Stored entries
— BEGIN —

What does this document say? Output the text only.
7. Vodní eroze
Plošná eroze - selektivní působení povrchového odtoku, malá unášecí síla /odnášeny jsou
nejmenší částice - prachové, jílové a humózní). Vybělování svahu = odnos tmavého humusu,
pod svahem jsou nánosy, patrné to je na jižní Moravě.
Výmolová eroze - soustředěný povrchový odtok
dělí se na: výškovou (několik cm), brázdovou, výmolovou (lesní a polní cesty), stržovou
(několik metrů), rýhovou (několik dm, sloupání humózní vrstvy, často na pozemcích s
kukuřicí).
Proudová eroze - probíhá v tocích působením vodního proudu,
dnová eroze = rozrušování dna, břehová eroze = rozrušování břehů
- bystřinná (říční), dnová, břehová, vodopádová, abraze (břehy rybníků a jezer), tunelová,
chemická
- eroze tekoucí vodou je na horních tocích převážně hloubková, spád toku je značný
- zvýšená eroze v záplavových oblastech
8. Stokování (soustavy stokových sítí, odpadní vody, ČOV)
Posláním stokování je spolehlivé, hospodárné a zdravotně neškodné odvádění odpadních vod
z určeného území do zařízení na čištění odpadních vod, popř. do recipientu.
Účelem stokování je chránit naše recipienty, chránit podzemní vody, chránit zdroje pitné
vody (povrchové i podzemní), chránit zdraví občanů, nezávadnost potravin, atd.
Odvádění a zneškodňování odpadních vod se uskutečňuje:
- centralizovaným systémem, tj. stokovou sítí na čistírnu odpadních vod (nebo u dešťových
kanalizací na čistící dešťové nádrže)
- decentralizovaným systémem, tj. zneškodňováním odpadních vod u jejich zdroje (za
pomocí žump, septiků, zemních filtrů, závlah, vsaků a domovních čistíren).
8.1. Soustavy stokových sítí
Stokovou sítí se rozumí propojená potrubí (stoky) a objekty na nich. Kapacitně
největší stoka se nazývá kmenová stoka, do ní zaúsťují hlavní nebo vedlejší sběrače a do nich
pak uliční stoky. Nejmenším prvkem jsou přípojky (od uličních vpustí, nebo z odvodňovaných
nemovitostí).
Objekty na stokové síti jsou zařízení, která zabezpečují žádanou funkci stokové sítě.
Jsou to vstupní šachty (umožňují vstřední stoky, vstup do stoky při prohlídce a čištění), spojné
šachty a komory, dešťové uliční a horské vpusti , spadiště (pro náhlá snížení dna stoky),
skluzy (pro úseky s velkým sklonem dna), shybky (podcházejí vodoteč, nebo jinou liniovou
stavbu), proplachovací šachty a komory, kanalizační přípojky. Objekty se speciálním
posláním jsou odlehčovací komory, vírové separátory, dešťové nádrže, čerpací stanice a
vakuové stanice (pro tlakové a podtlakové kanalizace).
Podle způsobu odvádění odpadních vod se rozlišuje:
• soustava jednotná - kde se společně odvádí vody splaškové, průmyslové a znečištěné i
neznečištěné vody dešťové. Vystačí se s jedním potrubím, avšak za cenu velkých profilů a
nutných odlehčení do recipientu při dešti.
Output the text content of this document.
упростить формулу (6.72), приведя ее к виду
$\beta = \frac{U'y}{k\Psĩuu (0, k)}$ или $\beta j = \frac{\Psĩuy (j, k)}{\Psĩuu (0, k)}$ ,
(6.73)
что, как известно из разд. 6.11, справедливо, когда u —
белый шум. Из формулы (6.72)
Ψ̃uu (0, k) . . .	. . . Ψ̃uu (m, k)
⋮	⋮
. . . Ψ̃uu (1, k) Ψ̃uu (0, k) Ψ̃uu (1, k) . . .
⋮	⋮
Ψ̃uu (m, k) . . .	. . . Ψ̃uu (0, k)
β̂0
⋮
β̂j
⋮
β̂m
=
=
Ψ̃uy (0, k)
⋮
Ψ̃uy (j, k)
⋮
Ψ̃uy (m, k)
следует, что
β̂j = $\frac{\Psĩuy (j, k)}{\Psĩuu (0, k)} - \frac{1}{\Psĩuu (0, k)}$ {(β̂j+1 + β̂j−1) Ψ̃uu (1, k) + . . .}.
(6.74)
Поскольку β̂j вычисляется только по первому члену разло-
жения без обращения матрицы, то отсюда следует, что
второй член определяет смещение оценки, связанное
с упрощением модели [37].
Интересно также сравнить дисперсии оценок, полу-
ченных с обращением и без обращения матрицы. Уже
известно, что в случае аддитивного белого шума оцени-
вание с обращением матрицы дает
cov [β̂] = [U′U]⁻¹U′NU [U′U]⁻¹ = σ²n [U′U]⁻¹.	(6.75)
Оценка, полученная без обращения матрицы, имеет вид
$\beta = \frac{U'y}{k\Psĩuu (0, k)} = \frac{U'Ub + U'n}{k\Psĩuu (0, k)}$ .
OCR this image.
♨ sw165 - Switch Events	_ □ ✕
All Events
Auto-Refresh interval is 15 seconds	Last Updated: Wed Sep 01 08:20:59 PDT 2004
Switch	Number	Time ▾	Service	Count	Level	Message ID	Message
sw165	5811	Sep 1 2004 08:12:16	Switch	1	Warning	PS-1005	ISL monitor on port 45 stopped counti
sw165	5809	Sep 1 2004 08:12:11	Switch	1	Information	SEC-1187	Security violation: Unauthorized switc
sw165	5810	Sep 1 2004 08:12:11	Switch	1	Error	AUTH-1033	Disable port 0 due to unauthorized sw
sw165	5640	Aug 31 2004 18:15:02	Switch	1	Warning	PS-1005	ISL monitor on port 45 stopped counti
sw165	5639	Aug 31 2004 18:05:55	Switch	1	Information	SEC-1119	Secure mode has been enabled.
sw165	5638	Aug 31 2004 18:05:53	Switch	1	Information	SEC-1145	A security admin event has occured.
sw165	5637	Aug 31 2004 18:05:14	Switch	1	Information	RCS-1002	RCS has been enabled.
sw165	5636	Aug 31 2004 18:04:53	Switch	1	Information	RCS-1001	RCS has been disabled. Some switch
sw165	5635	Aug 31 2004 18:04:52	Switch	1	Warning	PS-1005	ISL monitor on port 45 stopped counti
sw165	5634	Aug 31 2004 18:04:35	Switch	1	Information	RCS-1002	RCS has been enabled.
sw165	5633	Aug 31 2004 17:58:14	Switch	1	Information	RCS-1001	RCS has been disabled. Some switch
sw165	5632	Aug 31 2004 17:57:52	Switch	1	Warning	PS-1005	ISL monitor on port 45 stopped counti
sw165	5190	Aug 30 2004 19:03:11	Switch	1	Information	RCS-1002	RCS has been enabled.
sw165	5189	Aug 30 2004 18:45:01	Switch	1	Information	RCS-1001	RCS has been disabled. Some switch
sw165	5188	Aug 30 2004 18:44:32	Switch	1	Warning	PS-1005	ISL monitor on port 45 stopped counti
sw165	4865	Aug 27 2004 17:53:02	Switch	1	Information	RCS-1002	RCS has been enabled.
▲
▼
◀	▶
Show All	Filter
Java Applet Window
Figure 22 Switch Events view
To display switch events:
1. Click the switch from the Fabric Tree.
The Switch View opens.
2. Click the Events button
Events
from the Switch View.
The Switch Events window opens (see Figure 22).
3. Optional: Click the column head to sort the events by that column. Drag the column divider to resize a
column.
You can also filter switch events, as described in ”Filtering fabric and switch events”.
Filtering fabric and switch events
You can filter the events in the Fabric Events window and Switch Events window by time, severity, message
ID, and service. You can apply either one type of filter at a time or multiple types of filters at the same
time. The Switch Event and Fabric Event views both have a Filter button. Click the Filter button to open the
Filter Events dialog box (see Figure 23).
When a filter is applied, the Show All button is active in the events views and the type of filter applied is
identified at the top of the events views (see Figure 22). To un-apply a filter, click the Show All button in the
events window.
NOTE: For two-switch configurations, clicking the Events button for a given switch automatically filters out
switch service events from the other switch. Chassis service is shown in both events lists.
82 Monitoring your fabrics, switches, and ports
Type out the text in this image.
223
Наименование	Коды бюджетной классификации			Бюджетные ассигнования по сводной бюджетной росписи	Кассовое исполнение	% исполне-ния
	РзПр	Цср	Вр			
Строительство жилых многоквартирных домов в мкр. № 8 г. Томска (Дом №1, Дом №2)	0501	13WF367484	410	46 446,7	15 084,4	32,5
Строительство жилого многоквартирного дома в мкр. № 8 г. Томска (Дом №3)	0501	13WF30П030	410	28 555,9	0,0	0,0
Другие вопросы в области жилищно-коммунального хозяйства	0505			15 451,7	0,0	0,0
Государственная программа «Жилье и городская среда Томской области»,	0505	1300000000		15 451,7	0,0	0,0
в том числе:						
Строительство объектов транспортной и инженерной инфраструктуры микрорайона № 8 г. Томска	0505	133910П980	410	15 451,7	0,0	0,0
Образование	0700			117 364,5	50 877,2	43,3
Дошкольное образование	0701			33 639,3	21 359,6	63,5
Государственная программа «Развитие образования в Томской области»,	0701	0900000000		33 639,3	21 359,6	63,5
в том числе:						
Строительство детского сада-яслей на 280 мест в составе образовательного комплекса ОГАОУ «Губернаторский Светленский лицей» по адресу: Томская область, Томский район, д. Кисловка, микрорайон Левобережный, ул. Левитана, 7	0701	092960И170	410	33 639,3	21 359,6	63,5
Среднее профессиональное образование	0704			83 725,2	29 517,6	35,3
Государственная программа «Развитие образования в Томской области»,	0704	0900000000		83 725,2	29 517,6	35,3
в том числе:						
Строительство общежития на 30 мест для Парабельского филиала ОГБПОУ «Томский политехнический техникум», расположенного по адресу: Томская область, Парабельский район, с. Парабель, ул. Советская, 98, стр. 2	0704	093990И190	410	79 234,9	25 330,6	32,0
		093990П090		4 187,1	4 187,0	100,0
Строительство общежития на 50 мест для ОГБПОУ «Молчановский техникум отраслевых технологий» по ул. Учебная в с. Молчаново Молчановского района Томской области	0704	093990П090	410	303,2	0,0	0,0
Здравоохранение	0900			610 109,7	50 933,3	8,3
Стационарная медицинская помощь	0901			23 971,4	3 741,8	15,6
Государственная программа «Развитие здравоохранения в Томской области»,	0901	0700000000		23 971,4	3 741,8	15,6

— END —

▶ _What you need to do_:
Each line in the listing above that contains "eroze" should be copied.

▶ _Solution for this exercise_:
7. Vodní eroze
Plošná eroze - selektivní působení povrchového odtoku, malá unášecí síla /odnášeny jsou
Výmolová eroze - soustředěný povrchový odtok
Proudová eroze - probíhá v tocích působením vodního proudu,
dnová eroze = rozrušování dna, břehová eroze = rozrušování břehů
- eroze tekoucí vodou je na horních tocích převážně hloubková, spád toku je značný
- zvýšená eroze v záplavových oblastech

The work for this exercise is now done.